→ Goal:
In the entries below, find the lines with the word "subtitle" and copy them.

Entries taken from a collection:
>> begin

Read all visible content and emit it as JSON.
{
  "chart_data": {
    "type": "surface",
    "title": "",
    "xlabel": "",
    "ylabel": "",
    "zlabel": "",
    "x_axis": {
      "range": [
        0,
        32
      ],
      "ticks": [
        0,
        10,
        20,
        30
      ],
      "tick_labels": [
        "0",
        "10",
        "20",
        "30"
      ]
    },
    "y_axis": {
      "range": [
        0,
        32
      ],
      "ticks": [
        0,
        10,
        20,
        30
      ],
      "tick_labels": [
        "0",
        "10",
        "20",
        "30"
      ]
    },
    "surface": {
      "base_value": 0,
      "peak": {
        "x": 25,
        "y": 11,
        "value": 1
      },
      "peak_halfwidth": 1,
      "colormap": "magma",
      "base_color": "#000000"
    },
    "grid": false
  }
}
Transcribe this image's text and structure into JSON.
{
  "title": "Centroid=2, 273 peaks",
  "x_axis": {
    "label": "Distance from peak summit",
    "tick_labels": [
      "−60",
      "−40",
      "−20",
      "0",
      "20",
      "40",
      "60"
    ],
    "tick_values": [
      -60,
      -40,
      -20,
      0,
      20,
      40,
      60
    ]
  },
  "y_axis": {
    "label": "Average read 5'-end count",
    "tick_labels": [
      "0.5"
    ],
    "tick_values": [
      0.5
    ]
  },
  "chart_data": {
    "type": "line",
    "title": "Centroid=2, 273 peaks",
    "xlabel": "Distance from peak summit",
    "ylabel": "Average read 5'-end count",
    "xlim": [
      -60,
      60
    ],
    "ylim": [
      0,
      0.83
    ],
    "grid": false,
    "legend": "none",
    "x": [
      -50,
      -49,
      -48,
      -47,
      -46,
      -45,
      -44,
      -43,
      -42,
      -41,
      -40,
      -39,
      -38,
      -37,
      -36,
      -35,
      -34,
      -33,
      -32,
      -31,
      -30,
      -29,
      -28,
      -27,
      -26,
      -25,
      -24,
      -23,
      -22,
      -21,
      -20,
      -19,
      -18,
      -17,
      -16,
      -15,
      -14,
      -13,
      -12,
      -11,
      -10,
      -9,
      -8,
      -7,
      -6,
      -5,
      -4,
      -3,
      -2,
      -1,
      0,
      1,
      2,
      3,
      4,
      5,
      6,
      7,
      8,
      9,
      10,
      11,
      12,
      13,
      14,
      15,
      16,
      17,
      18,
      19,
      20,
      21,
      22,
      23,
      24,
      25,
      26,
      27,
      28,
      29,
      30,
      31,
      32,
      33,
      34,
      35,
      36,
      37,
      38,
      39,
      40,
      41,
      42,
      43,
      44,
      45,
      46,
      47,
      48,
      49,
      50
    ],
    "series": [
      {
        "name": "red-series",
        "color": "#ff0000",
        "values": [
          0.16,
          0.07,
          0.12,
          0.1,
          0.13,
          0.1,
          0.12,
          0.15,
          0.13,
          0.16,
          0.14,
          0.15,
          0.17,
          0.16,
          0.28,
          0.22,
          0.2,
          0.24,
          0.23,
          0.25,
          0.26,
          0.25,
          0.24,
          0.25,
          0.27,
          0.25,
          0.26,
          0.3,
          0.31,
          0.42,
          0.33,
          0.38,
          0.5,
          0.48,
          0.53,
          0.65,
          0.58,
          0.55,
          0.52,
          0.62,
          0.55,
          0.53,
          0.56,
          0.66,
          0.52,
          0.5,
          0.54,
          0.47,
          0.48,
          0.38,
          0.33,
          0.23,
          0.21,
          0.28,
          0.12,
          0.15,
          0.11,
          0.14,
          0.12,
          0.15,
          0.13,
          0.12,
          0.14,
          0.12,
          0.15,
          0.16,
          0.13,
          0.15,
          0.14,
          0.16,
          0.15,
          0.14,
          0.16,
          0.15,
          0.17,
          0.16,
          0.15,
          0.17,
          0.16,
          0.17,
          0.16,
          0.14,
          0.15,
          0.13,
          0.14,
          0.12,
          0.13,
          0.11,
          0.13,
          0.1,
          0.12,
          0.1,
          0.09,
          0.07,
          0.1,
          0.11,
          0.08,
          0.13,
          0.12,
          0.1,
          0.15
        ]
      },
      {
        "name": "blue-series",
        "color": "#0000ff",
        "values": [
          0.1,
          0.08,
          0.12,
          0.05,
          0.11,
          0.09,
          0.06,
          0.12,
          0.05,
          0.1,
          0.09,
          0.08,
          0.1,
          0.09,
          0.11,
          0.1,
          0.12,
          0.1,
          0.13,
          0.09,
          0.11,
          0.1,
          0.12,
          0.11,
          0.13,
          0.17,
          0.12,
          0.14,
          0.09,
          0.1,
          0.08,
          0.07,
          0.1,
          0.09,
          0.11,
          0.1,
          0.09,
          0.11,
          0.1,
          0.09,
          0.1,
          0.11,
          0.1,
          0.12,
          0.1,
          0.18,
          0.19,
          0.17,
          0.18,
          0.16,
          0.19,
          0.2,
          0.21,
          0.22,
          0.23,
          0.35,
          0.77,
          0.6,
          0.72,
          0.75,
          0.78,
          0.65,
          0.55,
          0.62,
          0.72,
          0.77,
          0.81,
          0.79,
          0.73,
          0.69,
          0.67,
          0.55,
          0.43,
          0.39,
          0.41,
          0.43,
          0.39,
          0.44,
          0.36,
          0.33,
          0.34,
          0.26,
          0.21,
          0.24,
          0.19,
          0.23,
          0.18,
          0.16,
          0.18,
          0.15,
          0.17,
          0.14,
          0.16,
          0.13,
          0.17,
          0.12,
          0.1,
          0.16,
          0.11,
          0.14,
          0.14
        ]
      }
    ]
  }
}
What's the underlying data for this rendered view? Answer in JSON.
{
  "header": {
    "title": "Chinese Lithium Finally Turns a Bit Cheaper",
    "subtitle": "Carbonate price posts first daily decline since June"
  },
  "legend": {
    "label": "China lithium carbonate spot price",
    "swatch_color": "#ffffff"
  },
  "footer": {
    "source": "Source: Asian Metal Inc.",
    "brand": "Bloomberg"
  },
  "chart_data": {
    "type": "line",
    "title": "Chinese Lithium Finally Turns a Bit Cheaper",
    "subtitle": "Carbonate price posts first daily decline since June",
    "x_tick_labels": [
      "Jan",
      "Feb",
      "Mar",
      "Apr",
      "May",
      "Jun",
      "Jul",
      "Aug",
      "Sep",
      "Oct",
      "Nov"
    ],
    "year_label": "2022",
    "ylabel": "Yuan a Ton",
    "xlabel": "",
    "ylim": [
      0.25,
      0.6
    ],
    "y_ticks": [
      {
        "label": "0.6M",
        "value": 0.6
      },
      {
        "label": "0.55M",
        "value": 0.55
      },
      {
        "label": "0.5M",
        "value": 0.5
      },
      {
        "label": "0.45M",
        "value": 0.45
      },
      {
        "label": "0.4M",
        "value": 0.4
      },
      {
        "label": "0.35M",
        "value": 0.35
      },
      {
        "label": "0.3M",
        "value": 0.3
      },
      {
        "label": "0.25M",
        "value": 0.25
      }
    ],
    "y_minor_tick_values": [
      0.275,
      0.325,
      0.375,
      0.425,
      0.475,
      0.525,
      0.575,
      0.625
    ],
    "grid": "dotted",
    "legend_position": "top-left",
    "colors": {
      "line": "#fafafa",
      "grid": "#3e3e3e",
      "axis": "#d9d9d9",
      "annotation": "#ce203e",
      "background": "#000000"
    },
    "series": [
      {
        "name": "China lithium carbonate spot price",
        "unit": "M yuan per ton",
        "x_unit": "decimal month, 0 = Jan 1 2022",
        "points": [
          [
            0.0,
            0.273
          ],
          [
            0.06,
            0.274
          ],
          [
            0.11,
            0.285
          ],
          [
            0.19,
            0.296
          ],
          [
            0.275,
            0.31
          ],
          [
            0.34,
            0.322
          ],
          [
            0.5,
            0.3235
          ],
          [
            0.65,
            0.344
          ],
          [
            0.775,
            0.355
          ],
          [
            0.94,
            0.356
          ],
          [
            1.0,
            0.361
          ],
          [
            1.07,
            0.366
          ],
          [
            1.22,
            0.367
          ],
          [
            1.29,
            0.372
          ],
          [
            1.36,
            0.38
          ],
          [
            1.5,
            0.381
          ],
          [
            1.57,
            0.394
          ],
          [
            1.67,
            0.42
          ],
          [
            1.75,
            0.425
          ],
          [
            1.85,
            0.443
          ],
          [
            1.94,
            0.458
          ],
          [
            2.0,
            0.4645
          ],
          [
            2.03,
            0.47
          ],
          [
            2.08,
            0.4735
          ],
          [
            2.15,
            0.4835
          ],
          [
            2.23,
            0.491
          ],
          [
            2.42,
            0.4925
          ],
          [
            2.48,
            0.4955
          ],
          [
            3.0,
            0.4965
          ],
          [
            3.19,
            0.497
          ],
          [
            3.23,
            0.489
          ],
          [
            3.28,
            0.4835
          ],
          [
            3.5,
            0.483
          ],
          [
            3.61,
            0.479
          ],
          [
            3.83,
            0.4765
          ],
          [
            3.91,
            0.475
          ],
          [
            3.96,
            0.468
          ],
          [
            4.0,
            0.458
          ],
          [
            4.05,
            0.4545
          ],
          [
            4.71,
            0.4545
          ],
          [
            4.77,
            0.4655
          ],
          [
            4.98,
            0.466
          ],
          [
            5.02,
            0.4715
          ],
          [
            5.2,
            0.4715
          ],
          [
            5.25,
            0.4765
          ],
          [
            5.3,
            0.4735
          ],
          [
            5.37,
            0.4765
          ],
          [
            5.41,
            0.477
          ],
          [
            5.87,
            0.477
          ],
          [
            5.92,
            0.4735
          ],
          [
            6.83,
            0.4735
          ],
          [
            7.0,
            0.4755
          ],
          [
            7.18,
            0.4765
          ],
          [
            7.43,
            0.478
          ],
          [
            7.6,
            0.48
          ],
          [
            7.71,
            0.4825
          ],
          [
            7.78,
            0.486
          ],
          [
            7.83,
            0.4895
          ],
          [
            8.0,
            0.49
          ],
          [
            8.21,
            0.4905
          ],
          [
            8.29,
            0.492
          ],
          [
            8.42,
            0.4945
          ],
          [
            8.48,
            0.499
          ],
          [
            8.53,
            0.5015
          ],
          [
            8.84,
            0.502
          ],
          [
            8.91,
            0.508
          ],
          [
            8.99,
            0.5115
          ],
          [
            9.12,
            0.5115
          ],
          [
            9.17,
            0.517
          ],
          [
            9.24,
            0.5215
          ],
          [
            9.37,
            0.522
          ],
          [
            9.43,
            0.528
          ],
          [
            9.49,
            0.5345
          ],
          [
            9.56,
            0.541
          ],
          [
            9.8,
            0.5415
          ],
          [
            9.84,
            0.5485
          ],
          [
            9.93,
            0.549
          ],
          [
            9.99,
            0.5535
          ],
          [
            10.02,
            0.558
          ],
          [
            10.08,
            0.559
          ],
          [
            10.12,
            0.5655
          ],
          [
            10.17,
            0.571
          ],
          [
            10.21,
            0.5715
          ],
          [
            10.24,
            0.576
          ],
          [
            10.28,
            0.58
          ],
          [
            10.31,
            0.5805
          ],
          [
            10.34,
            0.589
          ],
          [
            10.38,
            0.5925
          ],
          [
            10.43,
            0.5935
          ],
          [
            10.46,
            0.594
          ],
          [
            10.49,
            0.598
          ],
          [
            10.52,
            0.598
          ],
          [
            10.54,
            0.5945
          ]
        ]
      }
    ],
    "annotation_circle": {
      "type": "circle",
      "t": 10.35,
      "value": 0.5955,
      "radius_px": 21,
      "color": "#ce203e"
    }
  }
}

>> end

→ Answer to this exercise:
    "subtitle": "Carbonate price posts first daily decline since June"
    "subtitle": "Carbonate price posts first daily decline since June",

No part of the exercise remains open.